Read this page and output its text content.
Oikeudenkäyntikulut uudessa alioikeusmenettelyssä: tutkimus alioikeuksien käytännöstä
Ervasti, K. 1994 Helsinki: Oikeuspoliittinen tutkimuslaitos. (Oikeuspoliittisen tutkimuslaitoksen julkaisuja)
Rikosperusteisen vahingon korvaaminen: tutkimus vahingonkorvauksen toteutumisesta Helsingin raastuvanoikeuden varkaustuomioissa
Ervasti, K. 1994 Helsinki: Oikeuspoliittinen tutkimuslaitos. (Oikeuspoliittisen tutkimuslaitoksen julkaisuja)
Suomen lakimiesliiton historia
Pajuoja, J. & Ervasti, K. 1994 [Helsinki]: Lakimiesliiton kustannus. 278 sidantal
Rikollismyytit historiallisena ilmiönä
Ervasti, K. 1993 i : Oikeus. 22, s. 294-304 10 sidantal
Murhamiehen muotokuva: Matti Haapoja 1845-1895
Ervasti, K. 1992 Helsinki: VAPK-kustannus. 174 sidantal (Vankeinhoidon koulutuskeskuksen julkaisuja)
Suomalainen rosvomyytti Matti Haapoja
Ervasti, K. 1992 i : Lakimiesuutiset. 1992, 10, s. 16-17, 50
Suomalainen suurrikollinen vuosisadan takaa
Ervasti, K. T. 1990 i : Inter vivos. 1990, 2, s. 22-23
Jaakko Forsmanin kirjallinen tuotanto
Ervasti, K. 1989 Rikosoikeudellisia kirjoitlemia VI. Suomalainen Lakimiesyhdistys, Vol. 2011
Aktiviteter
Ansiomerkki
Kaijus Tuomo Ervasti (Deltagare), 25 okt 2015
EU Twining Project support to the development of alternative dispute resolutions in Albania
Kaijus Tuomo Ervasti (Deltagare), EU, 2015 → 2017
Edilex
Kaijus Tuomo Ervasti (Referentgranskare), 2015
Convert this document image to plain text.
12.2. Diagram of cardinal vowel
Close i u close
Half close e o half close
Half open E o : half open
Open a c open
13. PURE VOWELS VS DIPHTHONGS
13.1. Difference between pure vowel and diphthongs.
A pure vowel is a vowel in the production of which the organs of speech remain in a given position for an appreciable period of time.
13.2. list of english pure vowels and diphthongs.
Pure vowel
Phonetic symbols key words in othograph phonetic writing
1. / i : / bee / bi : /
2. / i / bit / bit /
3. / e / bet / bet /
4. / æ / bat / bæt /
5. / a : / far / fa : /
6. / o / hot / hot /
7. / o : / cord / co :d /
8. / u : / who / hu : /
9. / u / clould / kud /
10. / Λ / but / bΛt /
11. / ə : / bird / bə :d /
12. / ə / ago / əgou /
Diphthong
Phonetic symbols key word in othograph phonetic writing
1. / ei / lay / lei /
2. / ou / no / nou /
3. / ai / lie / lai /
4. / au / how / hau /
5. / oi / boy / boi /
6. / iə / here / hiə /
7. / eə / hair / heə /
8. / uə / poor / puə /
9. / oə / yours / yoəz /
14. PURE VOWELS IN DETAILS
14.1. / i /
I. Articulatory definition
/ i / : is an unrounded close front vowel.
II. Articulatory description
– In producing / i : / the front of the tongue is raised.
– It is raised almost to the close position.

# Goal:
Read the entries above, then pull out the lines that include "Matti".

# Exercise result:
Murhamiehen muotokuva: Matti Haapoja 1845-1895
Suomalainen rosvomyytti Matti Haapoja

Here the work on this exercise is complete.